**Stated problem:**
Repeat the material exactly as it appears.

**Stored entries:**
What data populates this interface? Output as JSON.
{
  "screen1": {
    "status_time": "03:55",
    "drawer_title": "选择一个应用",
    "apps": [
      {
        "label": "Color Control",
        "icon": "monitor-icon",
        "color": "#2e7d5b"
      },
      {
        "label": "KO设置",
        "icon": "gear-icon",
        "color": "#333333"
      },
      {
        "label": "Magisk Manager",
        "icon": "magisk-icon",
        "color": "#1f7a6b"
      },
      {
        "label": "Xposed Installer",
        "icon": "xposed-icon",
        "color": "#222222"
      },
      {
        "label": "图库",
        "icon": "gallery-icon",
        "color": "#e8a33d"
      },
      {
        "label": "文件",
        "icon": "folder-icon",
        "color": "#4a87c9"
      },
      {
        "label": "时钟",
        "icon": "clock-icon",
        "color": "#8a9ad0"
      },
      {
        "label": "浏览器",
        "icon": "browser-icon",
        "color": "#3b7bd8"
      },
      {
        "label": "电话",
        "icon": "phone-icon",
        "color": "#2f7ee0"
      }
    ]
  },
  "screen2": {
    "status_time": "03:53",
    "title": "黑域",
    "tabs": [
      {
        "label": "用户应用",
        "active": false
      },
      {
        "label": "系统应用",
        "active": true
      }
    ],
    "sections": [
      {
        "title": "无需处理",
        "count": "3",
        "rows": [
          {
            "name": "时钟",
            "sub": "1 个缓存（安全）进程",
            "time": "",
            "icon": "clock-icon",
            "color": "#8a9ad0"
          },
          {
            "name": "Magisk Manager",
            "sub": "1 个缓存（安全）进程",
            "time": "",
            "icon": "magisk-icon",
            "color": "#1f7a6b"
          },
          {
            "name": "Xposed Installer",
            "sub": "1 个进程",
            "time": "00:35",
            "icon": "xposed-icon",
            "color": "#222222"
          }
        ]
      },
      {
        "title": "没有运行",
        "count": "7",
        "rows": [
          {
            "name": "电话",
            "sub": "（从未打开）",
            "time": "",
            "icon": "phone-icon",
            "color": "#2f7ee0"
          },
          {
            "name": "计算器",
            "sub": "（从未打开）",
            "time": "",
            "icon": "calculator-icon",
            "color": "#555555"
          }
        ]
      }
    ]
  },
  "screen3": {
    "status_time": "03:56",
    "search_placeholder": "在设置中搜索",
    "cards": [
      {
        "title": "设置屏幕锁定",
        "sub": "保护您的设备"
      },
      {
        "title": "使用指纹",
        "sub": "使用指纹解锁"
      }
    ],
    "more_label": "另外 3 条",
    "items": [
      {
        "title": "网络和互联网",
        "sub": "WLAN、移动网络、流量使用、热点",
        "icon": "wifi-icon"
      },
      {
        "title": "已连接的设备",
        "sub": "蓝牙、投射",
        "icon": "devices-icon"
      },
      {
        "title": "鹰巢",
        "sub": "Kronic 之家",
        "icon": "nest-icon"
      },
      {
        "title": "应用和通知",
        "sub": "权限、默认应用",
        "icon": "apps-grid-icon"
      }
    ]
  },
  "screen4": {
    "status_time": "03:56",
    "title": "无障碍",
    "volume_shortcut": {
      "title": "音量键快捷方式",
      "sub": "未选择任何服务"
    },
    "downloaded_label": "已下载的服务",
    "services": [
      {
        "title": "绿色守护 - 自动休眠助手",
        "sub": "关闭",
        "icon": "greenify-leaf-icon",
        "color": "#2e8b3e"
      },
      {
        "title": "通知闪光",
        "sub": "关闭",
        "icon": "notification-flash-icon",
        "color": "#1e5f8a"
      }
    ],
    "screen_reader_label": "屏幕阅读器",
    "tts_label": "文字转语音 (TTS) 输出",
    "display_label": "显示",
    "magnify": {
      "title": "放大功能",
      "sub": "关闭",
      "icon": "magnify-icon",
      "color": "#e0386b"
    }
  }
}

**Response:**
What data populates this interface? Output as JSON.
{
  "screen1": {
    "status_time": "03:55",
    "drawer_title": "选择一个应用",
    "apps": [
      {
        "label": "Color Control",
        "icon": "monitor-icon",
        "color": "#2e7d5b"
      },
      {
        "label": "KO设置",
        "icon": "gear-icon",
        "color": "#333333"
      },
      {
        "label": "Magisk Manager",
        "icon": "magisk-icon",
        "color": "#1f7a6b"
      },
      {
        "label": "Xposed Installer",
        "icon": "xposed-icon",
        "color": "#222222"
      },
      {
        "label": "图库",
        "icon": "gallery-icon",
        "color": "#e8a33d"
      },
      {
        "label": "文件",
        "icon": "folder-icon",
        "color": "#4a87c9"
      },
      {
        "label": "时钟",
        "icon": "clock-icon",
        "color": "#8a9ad0"
      },
      {
        "label": "浏览器",
        "icon": "browser-icon",
        "color": "#3b7bd8"
      },
      {
        "label": "电话",
        "icon": "phone-icon",
        "color": "#2f7ee0"
      }
    ]
  },
  "screen2": {
    "status_time": "03:53",
    "title": "黑域",
    "tabs": [
      {
        "label": "用户应用",
        "active": false
      },
      {
        "label": "系统应用",
        "active": true
      }
    ],
    "sections": [
      {
        "title": "无需处理",
        "count": "3",
        "rows": [
          {
            "name": "时钟",
            "sub": "1 个缓存（安全）进程",
            "time": "",
            "icon": "clock-icon",
            "color": "#8a9ad0"
          },
          {
            "name": "Magisk Manager",
            "sub": "1 个缓存（安全）进程",
            "time": "",
            "icon": "magisk-icon",
            "color": "#1f7a6b"
          },
          {
            "name": "Xposed Installer",
            "sub": "1 个进程",
            "time": "00:35",
            "icon": "xposed-icon",
            "color": "#222222"
          }
        ]
      },
      {
        "title": "没有运行",
        "count": "7",
        "rows": [
          {
            "name": "电话",
            "sub": "（从未打开）",
            "time": "",
            "icon": "phone-icon",
            "color": "#2f7ee0"
          },
          {
            "name": "计算器",
            "sub": "（从未打开）",
            "time": "",
            "icon": "calculator-icon",
            "color": "#555555"
          }
        ]
      }
    ]
  },
  "screen3": {
    "status_time": "03:56",
    "search_placeholder": "在设置中搜索",
    "cards": [
      {
        "title": "设置屏幕锁定",
        "sub": "保护您的设备"
      },
      {
        "title": "使用指纹",
        "sub": "使用指纹解锁"
      }
    ],
    "more_label": "另外 3 条",
    "items": [
      {
        "title": "网络和互联网",
        "sub": "WLAN、移动网络、流量使用、热点",
        "icon": "wifi-icon"
      },
      {
        "title": "已连接的设备",
        "sub": "蓝牙、投射",
        "icon": "devices-icon"
      },
      {
        "title": "鹰巢",
        "sub": "Kronic 之家",
        "icon": "nest-icon"
      },
      {
        "title": "应用和通知",
        "sub": "权限、默认应用",
        "icon": "apps-grid-icon"
      }
    ]
  },
  "screen4": {
    "status_time": "03:56",
    "title": "无障碍",
    "volume_shortcut": {
      "title": "音量键快捷方式",
      "sub": "未选择任何服务"
    },
    "downloaded_label": "已下载的服务",
    "services": [
      {
        "title": "绿色守护 - 自动休眠助手",
        "sub": "关闭",
        "icon": "greenify-leaf-icon",
        "color": "#2e8b3e"
      },
      {
        "title": "通知闪光",
        "sub": "关闭",
        "icon": "notification-flash-icon",
        "color": "#1e5f8a"
      }
    ],
    "screen_reader_label": "屏幕阅读器",
    "tts_label": "文字转语音 (TTS) 输出",
    "display_label": "显示",
    "magnify": {
      "title": "放大功能",
      "sub": "关闭",
      "icon": "magnify-icon",
      "color": "#e0386b"
    }
  }
}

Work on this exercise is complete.